BEGIN Entries
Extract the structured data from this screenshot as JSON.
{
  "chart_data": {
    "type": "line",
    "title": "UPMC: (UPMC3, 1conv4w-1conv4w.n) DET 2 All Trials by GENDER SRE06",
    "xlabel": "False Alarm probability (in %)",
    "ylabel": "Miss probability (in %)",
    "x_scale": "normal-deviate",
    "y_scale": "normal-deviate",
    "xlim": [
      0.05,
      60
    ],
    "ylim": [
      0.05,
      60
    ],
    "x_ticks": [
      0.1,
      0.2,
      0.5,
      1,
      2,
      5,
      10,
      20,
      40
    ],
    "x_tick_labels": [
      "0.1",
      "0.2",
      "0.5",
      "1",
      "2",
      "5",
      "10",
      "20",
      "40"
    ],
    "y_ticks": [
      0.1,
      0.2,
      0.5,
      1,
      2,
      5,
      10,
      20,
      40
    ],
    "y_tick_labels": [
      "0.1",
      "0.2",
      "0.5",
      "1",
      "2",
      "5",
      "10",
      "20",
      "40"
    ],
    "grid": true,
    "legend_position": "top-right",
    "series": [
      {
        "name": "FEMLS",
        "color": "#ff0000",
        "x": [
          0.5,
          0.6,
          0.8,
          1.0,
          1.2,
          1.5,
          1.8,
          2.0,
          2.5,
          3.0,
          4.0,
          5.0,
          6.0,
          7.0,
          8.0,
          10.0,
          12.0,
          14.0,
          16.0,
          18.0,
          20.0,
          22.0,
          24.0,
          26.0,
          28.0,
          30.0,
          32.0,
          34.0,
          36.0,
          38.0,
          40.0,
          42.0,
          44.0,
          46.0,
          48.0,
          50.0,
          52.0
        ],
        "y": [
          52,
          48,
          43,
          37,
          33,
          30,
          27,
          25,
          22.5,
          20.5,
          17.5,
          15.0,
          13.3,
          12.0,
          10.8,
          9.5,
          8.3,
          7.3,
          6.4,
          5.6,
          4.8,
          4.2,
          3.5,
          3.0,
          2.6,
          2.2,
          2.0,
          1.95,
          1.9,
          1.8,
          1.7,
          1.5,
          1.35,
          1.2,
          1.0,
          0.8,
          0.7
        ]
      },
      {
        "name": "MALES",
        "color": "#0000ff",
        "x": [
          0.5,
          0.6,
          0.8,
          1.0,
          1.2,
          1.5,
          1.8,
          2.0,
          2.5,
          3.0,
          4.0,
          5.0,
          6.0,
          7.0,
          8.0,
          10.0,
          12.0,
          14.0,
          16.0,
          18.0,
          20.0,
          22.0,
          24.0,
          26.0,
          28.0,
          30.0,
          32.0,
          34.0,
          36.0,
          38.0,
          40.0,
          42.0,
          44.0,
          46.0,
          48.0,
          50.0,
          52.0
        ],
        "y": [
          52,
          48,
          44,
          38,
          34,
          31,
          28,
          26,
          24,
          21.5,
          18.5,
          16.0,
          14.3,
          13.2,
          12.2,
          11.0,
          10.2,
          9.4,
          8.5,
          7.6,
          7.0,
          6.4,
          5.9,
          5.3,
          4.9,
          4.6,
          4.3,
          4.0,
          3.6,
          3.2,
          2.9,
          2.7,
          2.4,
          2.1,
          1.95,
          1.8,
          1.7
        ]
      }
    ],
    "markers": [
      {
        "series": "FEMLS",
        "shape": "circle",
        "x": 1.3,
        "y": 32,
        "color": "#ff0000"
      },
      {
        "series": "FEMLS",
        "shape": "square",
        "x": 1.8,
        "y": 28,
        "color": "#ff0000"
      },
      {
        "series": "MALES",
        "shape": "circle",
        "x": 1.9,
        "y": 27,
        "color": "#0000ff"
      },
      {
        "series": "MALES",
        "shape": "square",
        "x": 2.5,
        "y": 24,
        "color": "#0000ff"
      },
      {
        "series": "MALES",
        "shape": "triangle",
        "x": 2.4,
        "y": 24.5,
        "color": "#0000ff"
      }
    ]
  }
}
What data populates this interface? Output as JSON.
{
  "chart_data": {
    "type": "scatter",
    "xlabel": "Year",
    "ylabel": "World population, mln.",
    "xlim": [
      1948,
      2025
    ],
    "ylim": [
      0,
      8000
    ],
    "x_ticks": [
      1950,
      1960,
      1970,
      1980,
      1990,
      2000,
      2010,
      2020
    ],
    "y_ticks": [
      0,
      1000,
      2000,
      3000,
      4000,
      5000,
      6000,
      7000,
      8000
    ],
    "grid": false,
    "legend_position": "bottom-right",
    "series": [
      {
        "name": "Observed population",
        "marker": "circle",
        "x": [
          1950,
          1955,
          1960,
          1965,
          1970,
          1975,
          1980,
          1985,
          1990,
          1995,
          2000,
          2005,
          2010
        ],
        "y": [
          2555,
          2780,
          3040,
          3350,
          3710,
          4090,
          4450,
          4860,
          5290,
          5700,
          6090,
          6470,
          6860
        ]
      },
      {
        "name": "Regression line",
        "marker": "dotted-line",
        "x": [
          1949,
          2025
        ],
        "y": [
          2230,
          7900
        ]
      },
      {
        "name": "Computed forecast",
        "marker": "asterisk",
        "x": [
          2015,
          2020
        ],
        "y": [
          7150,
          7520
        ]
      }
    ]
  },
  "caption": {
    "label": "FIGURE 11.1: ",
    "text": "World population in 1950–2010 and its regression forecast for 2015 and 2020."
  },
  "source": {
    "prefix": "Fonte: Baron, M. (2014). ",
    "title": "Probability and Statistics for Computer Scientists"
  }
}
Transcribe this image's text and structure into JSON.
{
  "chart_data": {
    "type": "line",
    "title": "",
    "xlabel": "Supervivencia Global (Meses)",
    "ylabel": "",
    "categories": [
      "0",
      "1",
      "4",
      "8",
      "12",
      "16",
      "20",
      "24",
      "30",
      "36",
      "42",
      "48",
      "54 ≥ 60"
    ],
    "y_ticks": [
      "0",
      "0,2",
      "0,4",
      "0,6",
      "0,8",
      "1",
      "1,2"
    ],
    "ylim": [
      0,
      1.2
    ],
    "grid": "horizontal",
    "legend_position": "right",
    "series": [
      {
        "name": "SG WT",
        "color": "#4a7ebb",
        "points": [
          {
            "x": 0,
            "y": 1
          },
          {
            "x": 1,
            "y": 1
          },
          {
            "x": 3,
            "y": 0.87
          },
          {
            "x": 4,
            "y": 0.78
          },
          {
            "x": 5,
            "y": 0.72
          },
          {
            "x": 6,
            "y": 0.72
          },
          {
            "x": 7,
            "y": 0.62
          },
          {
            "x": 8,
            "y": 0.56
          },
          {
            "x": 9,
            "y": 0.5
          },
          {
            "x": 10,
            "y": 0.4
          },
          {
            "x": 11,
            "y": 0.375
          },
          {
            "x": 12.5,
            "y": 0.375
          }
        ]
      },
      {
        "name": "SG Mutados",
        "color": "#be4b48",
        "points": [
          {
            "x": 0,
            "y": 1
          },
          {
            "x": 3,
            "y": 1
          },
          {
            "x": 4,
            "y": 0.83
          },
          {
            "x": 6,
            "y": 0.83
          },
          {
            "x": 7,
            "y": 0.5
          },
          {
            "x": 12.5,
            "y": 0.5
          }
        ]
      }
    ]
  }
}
END Entries
§ The request:
Single out each line of the records above with the string "JSON" in it, and copy it.

§ Written answer:
Extract the structured data from this screenshot as JSON.
What data populates this interface? Output as JSON.
Transcribe this image's text and structure into JSON.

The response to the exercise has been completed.